### INSTRUCTIONS TO FOLLOW:
Return all lines below containing the word "true".

### Stored data:
============================================================

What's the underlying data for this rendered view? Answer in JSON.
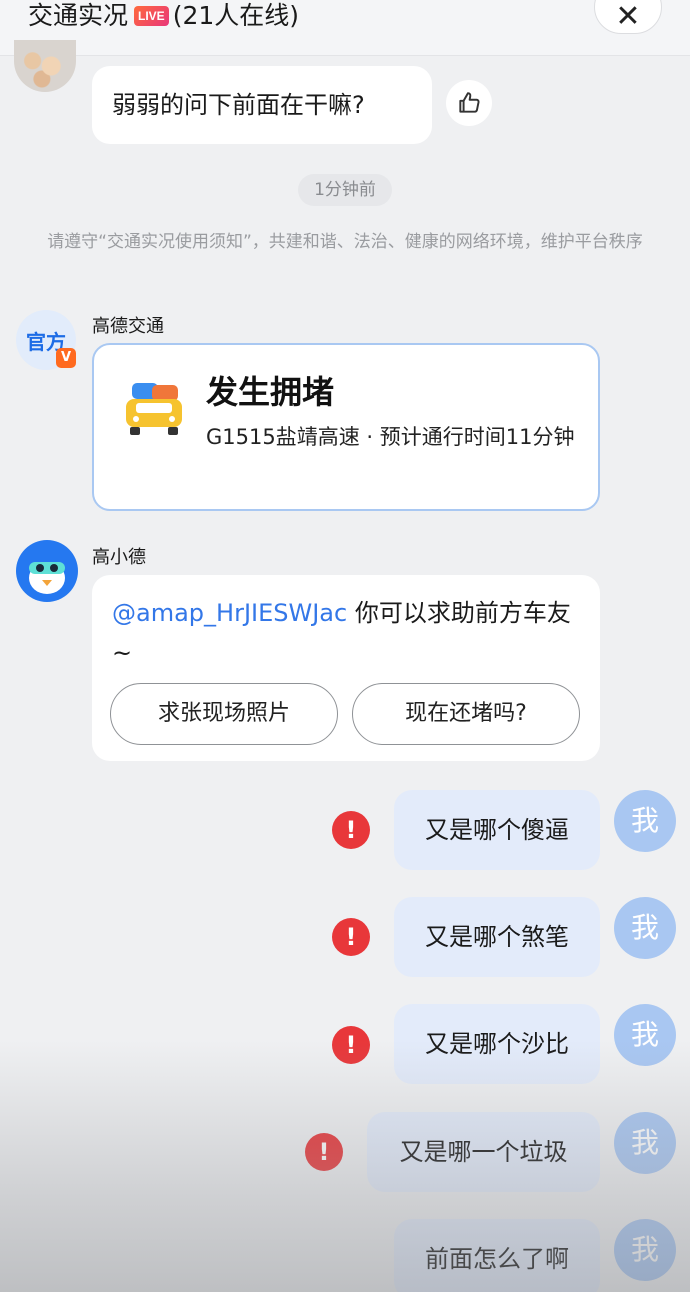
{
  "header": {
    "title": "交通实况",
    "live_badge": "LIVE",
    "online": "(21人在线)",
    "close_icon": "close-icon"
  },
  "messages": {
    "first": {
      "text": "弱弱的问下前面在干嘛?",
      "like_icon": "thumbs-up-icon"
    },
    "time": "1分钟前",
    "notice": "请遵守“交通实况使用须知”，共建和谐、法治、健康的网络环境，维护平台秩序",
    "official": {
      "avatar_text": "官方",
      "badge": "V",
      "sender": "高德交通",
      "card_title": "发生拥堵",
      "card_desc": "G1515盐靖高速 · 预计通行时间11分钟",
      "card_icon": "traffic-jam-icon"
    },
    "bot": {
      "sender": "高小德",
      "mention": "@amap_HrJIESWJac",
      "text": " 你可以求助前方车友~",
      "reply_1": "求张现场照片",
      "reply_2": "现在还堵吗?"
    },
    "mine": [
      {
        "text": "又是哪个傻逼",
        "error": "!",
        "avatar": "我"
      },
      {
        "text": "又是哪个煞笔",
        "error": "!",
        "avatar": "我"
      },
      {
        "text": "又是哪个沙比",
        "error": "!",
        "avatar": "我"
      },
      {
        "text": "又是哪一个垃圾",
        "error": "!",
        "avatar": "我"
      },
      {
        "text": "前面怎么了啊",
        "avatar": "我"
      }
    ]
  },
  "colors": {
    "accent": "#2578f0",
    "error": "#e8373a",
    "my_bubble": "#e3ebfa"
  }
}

============================================================

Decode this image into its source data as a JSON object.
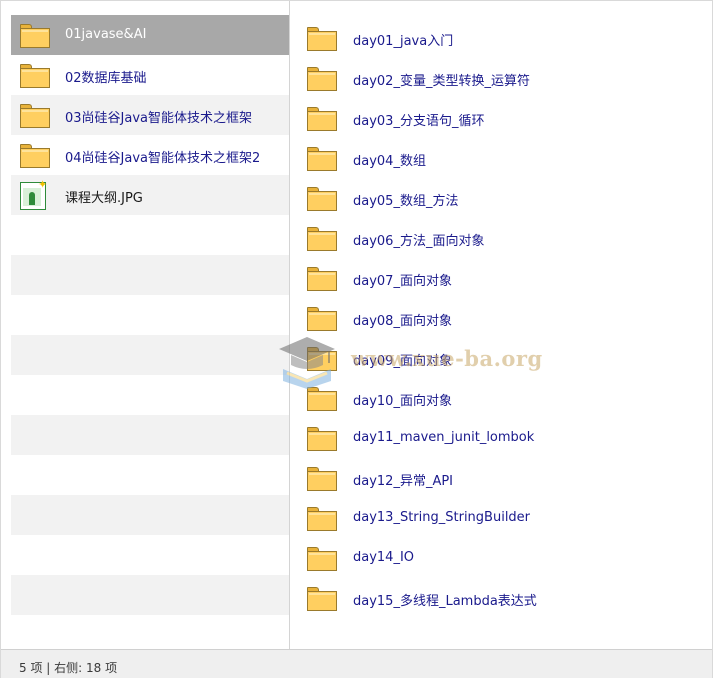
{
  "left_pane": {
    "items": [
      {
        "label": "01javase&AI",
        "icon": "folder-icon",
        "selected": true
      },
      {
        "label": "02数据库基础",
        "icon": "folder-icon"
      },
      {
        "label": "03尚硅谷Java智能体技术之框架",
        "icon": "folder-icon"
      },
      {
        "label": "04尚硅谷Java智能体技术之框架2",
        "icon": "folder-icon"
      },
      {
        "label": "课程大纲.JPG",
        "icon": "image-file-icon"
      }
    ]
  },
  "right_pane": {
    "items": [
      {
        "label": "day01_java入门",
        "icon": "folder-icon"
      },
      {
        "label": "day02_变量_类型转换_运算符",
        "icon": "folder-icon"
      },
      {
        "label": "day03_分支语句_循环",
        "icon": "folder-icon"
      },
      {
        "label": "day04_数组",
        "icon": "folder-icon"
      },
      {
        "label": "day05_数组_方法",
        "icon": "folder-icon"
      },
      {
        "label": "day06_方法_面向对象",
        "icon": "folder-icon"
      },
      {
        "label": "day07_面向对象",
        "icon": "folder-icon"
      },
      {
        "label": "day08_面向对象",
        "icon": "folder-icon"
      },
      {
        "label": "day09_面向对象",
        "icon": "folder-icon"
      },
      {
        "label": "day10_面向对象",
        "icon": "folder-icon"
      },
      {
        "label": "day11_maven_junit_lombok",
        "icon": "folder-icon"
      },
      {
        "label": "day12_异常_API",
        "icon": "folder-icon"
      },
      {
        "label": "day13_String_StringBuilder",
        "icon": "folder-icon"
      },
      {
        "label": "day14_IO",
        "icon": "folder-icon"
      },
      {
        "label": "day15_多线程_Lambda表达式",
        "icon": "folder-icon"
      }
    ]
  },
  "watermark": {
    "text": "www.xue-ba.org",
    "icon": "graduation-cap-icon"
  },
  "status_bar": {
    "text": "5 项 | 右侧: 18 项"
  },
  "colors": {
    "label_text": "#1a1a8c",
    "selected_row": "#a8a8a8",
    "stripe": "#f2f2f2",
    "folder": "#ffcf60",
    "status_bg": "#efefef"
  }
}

============================================================

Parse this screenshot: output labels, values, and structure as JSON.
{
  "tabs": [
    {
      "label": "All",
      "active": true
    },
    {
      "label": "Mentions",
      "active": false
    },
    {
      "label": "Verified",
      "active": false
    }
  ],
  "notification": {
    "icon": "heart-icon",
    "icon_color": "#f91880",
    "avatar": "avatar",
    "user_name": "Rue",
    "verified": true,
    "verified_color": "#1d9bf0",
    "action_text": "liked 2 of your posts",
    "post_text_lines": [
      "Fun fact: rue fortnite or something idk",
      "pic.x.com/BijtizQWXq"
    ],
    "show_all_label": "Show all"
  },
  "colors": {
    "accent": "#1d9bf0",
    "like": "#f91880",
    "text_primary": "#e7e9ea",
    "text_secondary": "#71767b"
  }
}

============================================================

### FINISHED ANSWER:
        "selected": true
      "active": true
    "verified": true,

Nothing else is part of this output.